TASK OBJECTIVE — Return the listing below exactly, with the pictures dropped.

INFORMATION GIVEN —
BEGIN

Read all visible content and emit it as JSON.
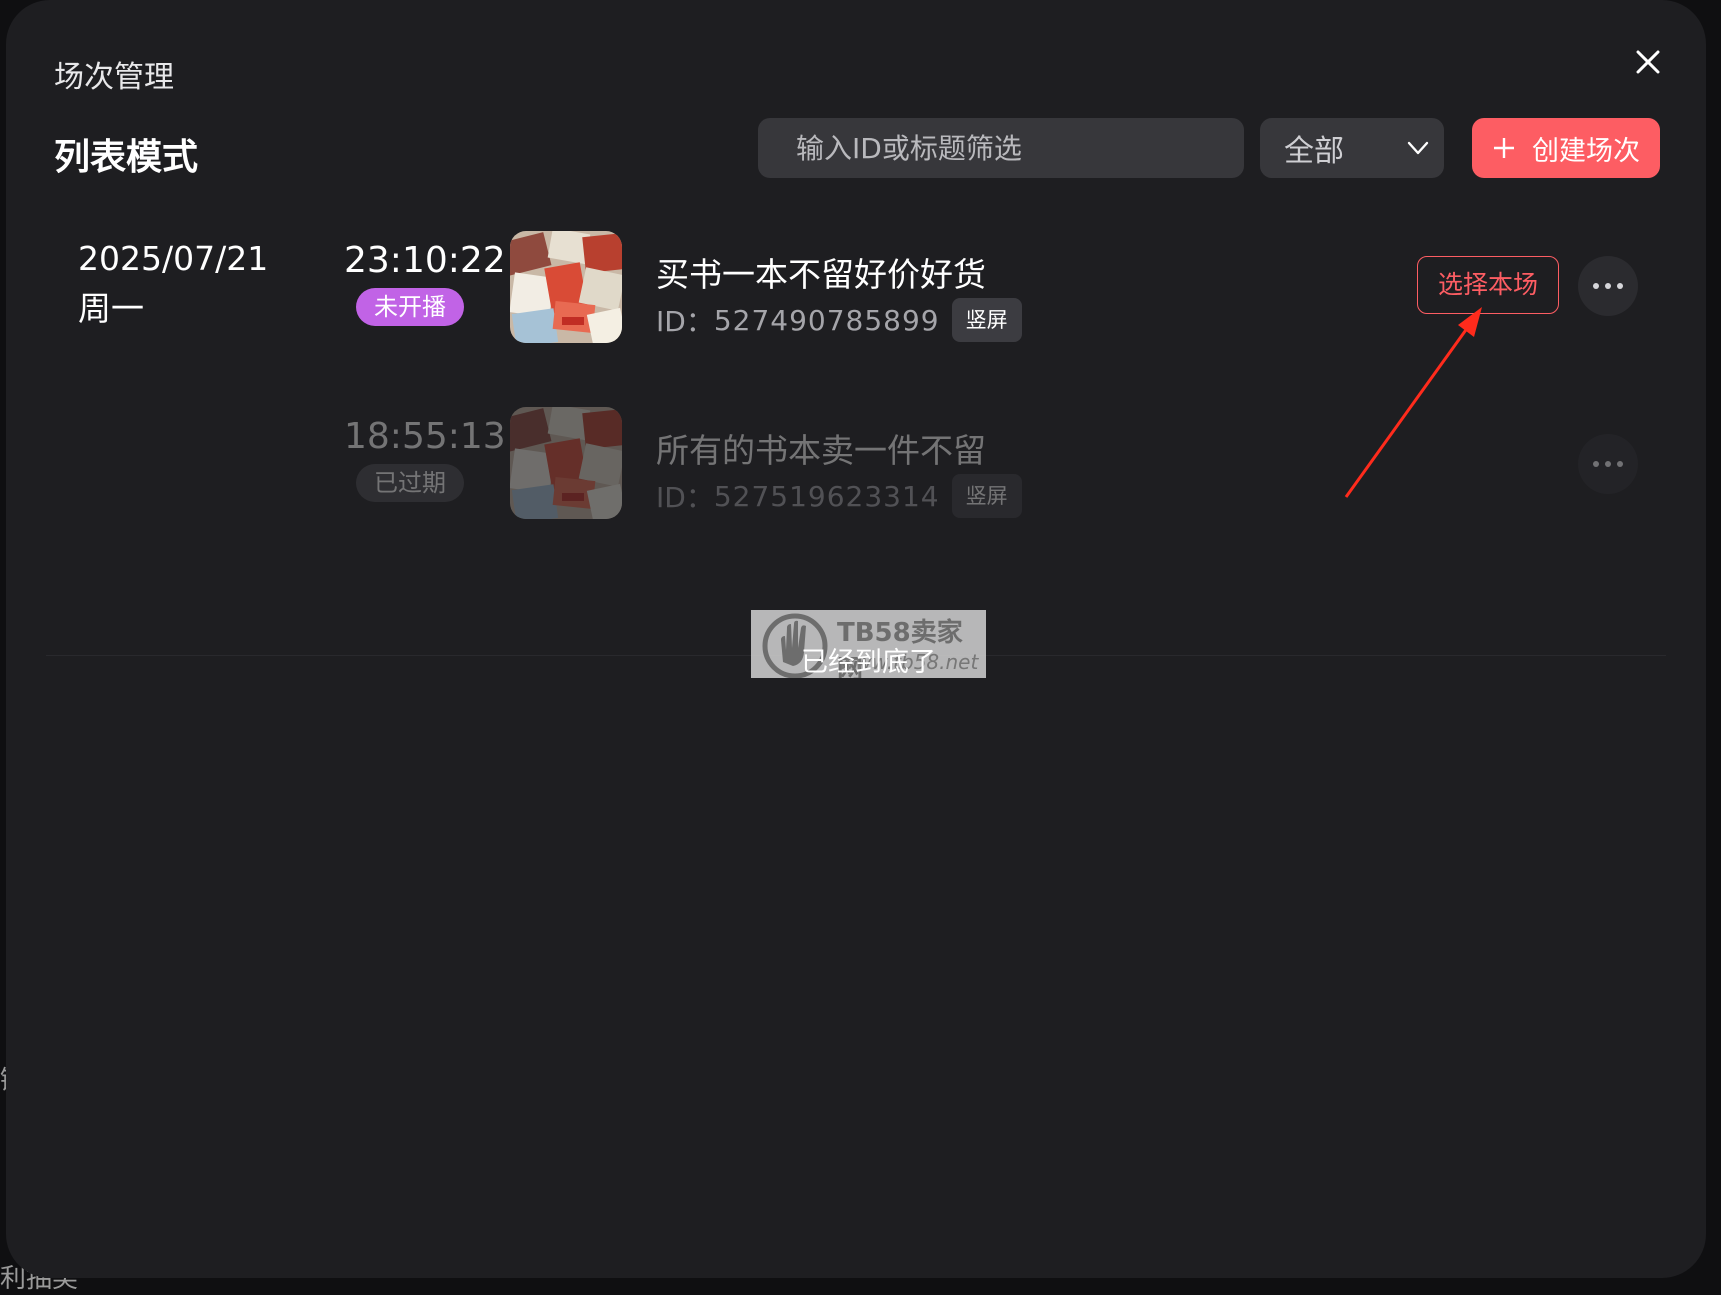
{
  "background_leak": {
    "text_a": "键",
    "text_b": "利抽奖"
  },
  "dialog": {
    "title": "场次管理",
    "mode_title": "列表模式",
    "search_placeholder": "输入ID或标题筛选",
    "filter_value": "全部",
    "create_label": "创建场次"
  },
  "date_group": {
    "date": "2025/07/21",
    "weekday": "周一"
  },
  "sessions": [
    {
      "time": "23:10:22",
      "status": "未开播",
      "status_color": "#c163e6",
      "title": "买书一本不留好价好货",
      "id_label": "ID：",
      "id": "527490785899",
      "tag": "竖屏",
      "action": "选择本场"
    },
    {
      "time": "18:55:13",
      "status": "已过期",
      "status_color": "#3a3a3e",
      "title": "所有的书本卖一件不留",
      "id_label": "ID：",
      "id": "527519623314",
      "tag": "竖屏"
    }
  ],
  "end_text": "已经到底了",
  "watermark": {
    "brand": "TB58卖家网",
    "url": "www.tb58.net"
  },
  "colors": {
    "accent": "#fd5d63",
    "dialog_bg": "#1e1e21",
    "annotation_arrow": "#ff2b1c"
  },
  "icons": {
    "close": "close-icon",
    "dropdown": "chevron-down-icon",
    "create": "plus-icon",
    "more": "more-dots-icon"
  }
}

END

THE SOLUTION —
Read all visible content and emit it as JSON.
{
  "background_leak": {
    "text_a": "键",
    "text_b": "利抽奖"
  },
  "dialog": {
    "title": "场次管理",
    "mode_title": "列表模式",
    "search_placeholder": "输入ID或标题筛选",
    "filter_value": "全部",
    "create_label": "创建场次"
  },
  "date_group": {
    "date": "2025/07/21",
    "weekday": "周一"
  },
  "sessions": [
    {
      "time": "23:10:22",
      "status": "未开播",
      "status_color": "#c163e6",
      "title": "买书一本不留好价好货",
      "id_label": "ID：",
      "id": "527490785899",
      "tag": "竖屏",
      "action": "选择本场"
    },
    {
      "time": "18:55:13",
      "status": "已过期",
      "status_color": "#3a3a3e",
      "title": "所有的书本卖一件不留",
      "id_label": "ID：",
      "id": "527519623314",
      "tag": "竖屏"
    }
  ],
  "end_text": "已经到底了",
  "watermark": {
    "brand": "TB58卖家网",
    "url": "www.tb58.net"
  },
  "colors": {
    "accent": "#fd5d63",
    "dialog_bg": "#1e1e21",
    "annotation_arrow": "#ff2b1c"
  },
  "icons": {
    "close": "close-icon",
    "dropdown": "chevron-down-icon",
    "create": "plus-icon",
    "more": "more-dots-icon"
  }
}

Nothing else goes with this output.